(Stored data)
*****

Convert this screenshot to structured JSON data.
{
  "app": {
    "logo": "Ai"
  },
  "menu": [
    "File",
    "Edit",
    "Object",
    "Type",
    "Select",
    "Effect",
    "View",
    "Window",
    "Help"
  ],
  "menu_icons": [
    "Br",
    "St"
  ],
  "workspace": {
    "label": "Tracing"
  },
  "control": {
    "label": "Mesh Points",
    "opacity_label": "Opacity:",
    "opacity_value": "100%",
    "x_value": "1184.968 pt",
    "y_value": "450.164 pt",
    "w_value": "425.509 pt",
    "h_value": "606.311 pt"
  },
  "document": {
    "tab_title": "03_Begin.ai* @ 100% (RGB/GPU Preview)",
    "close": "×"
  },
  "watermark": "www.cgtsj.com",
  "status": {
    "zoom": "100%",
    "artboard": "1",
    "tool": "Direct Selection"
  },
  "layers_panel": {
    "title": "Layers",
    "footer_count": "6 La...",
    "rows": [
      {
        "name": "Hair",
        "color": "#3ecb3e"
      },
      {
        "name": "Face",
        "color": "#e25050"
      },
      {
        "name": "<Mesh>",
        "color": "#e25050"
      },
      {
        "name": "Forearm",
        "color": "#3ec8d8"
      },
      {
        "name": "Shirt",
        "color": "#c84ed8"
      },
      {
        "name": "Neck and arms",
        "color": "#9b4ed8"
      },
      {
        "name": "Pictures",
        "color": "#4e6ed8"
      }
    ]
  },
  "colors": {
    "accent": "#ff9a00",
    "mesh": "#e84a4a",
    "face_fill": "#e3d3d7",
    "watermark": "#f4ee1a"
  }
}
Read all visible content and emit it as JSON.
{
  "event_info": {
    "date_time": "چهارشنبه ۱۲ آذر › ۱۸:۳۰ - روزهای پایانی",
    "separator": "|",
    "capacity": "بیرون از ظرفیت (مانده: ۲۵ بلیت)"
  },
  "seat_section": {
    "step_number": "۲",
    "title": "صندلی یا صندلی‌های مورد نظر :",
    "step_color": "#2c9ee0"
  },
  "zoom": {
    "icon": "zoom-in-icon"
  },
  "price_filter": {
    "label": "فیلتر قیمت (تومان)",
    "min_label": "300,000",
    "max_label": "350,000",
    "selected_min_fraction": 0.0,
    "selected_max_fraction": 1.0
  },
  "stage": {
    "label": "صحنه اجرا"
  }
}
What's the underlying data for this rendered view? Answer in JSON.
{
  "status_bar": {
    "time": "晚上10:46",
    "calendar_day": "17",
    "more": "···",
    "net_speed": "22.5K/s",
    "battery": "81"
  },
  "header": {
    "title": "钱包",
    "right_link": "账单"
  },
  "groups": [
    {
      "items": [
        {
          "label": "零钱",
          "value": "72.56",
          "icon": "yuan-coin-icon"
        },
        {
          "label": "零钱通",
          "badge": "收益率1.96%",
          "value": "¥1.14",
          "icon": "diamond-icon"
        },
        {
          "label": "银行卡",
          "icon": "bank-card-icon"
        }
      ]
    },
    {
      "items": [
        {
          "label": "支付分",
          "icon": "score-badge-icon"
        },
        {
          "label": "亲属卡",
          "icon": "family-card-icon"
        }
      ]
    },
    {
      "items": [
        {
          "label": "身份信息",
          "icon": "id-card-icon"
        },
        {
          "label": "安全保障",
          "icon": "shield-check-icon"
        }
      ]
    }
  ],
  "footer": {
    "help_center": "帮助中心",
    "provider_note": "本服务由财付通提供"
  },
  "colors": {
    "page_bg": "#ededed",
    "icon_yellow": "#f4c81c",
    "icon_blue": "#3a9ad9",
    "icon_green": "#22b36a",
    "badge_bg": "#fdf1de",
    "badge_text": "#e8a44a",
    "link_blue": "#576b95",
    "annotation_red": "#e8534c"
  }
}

*****

Task description
In the records above, find the lines containing "name" and copy them.

Task output
        "name": "Hair",
        "name": "Face",
        "name": "<Mesh>",
        "name": "Forearm",
        "name": "Shirt",
        "name": "Neck and arms",
        "name": "Pictures",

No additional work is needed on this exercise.